(Records from a collection)
— BEGIN —

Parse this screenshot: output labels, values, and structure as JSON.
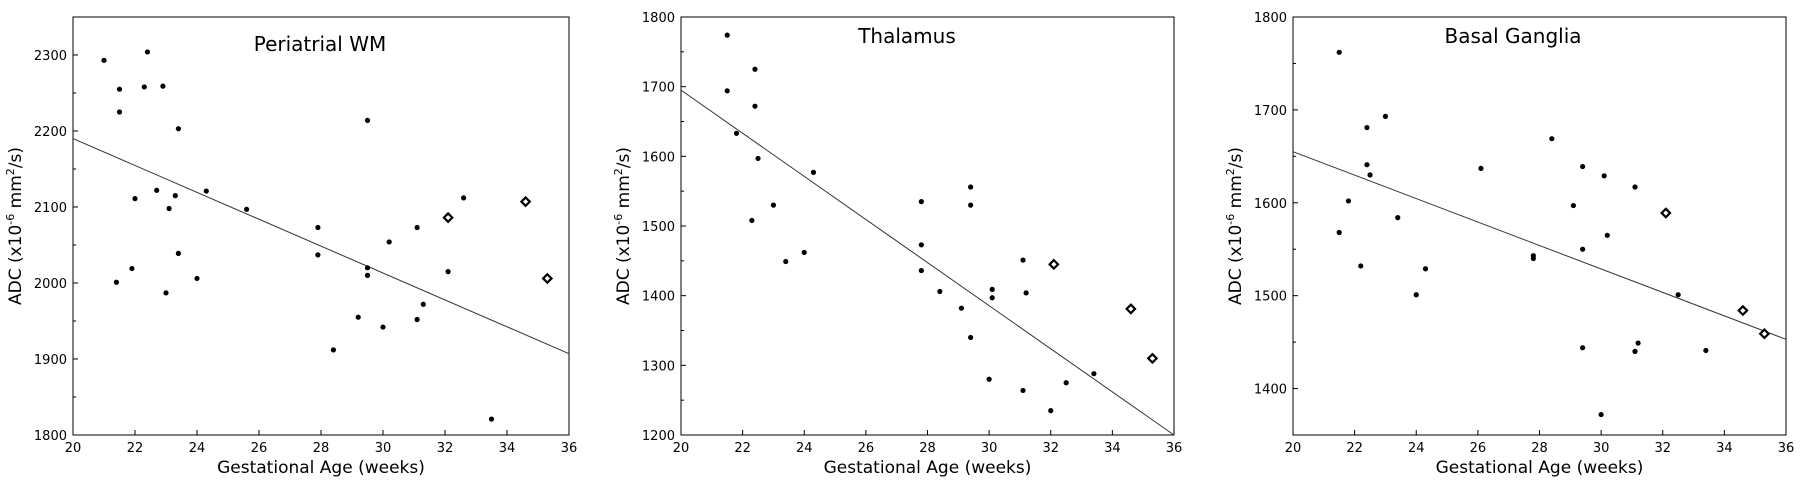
{
  "chart_data": [
    {
      "type": "scatter",
      "title": "Periatrial WM",
      "xlabel": "Gestational Age (weeks)",
      "ylabel_prefix": "ADC (x10",
      "ylabel_exp1": "-6",
      "ylabel_mid": " mm",
      "ylabel_exp2": "2",
      "ylabel_suffix": "/s)",
      "xlim": [
        20,
        36
      ],
      "ylim": [
        1800,
        2350
      ],
      "xticks": [
        20,
        22,
        24,
        26,
        28,
        30,
        32,
        34,
        36
      ],
      "yticks": [
        1800,
        1900,
        2000,
        2100,
        2200,
        2300
      ],
      "points": [
        [
          21.0,
          2293
        ],
        [
          21.5,
          2255
        ],
        [
          21.5,
          2225
        ],
        [
          22.3,
          2258
        ],
        [
          22.4,
          2304
        ],
        [
          22.9,
          2259
        ],
        [
          23.4,
          2203
        ],
        [
          22.0,
          2111
        ],
        [
          22.7,
          2122
        ],
        [
          23.1,
          2098
        ],
        [
          23.3,
          2115
        ],
        [
          24.3,
          2121
        ],
        [
          25.6,
          2097
        ],
        [
          21.4,
          2001
        ],
        [
          21.9,
          2019
        ],
        [
          23.0,
          1987
        ],
        [
          23.4,
          2039
        ],
        [
          24.0,
          2006
        ],
        [
          27.9,
          2073
        ],
        [
          27.9,
          2037
        ],
        [
          28.4,
          1912
        ],
        [
          29.2,
          1955
        ],
        [
          29.5,
          2214
        ],
        [
          29.5,
          2020
        ],
        [
          29.5,
          2010
        ],
        [
          30.0,
          1942
        ],
        [
          30.2,
          2054
        ],
        [
          31.1,
          2073
        ],
        [
          31.1,
          1952
        ],
        [
          31.3,
          1972
        ],
        [
          32.1,
          2015
        ],
        [
          32.6,
          2112
        ],
        [
          33.5,
          1821
        ]
      ],
      "open_points": [
        [
          32.1,
          2086
        ],
        [
          34.6,
          2107
        ],
        [
          35.3,
          2006
        ]
      ],
      "fit": [
        [
          20,
          2190
        ],
        [
          36,
          1907
        ]
      ]
    },
    {
      "type": "scatter",
      "title": "Thalamus",
      "xlabel": "Gestational Age (weeks)",
      "ylabel_prefix": "ADC (x10",
      "ylabel_exp1": "-6",
      "ylabel_mid": " mm",
      "ylabel_exp2": "2",
      "ylabel_suffix": "/s)",
      "xlim": [
        20,
        36
      ],
      "ylim": [
        1200,
        1800
      ],
      "xticks": [
        20,
        22,
        24,
        26,
        28,
        30,
        32,
        34,
        36
      ],
      "yticks": [
        1200,
        1300,
        1400,
        1500,
        1600,
        1700,
        1800
      ],
      "points": [
        [
          21.5,
          1774
        ],
        [
          21.5,
          1694
        ],
        [
          21.8,
          1633
        ],
        [
          22.4,
          1725
        ],
        [
          22.4,
          1672
        ],
        [
          22.5,
          1597
        ],
        [
          22.3,
          1508
        ],
        [
          23.0,
          1530
        ],
        [
          23.4,
          1449
        ],
        [
          24.0,
          1462
        ],
        [
          24.3,
          1577
        ],
        [
          27.8,
          1535
        ],
        [
          27.8,
          1473
        ],
        [
          27.8,
          1436
        ],
        [
          28.4,
          1406
        ],
        [
          29.1,
          1382
        ],
        [
          29.4,
          1556
        ],
        [
          29.4,
          1530
        ],
        [
          29.4,
          1340
        ],
        [
          30.0,
          1280
        ],
        [
          30.1,
          1409
        ],
        [
          30.1,
          1397
        ],
        [
          31.1,
          1451
        ],
        [
          31.2,
          1404
        ],
        [
          31.1,
          1264
        ],
        [
          32.0,
          1235
        ],
        [
          32.5,
          1275
        ],
        [
          33.4,
          1288
        ]
      ],
      "open_points": [
        [
          32.1,
          1445
        ],
        [
          34.6,
          1381
        ],
        [
          35.3,
          1310
        ]
      ],
      "fit": [
        [
          20,
          1695
        ],
        [
          36,
          1200
        ]
      ]
    },
    {
      "type": "scatter",
      "title": "Basal Ganglia",
      "xlabel": "Gestational Age (weeks)",
      "ylabel_prefix": "ADC (x10",
      "ylabel_exp1": "-6",
      "ylabel_mid": " mm",
      "ylabel_exp2": "2",
      "ylabel_suffix": "/s)",
      "xlim": [
        20,
        36
      ],
      "ylim": [
        1350,
        1800
      ],
      "xticks": [
        20,
        22,
        24,
        26,
        28,
        30,
        32,
        34,
        36
      ],
      "yticks": [
        1400,
        1500,
        1600,
        1700,
        1800
      ],
      "points": [
        [
          21.5,
          1762
        ],
        [
          21.5,
          1568
        ],
        [
          21.8,
          1602
        ],
        [
          22.2,
          1532
        ],
        [
          22.4,
          1681
        ],
        [
          22.4,
          1641
        ],
        [
          22.5,
          1630
        ],
        [
          23.0,
          1693
        ],
        [
          23.4,
          1584
        ],
        [
          24.0,
          1501
        ],
        [
          24.3,
          1529
        ],
        [
          26.1,
          1637
        ],
        [
          27.8,
          1543
        ],
        [
          27.8,
          1540
        ],
        [
          28.4,
          1669
        ],
        [
          29.1,
          1597
        ],
        [
          29.4,
          1639
        ],
        [
          29.4,
          1550
        ],
        [
          29.4,
          1444
        ],
        [
          30.0,
          1372
        ],
        [
          30.1,
          1629
        ],
        [
          30.2,
          1565
        ],
        [
          31.1,
          1617
        ],
        [
          31.1,
          1440
        ],
        [
          31.2,
          1449
        ],
        [
          32.5,
          1501
        ],
        [
          33.4,
          1441
        ]
      ],
      "open_points": [
        [
          32.1,
          1589
        ],
        [
          34.6,
          1484
        ],
        [
          35.3,
          1459
        ]
      ],
      "fit": [
        [
          20,
          1655
        ],
        [
          36,
          1453
        ]
      ]
    }
  ]
}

— END —

EXERCISE REQUIREMENTS. List every line above that contains the word "title".

RESULT.
      "title": "Periatrial WM",
      "title": "Thalamus",
      "title": "Basal Ganglia",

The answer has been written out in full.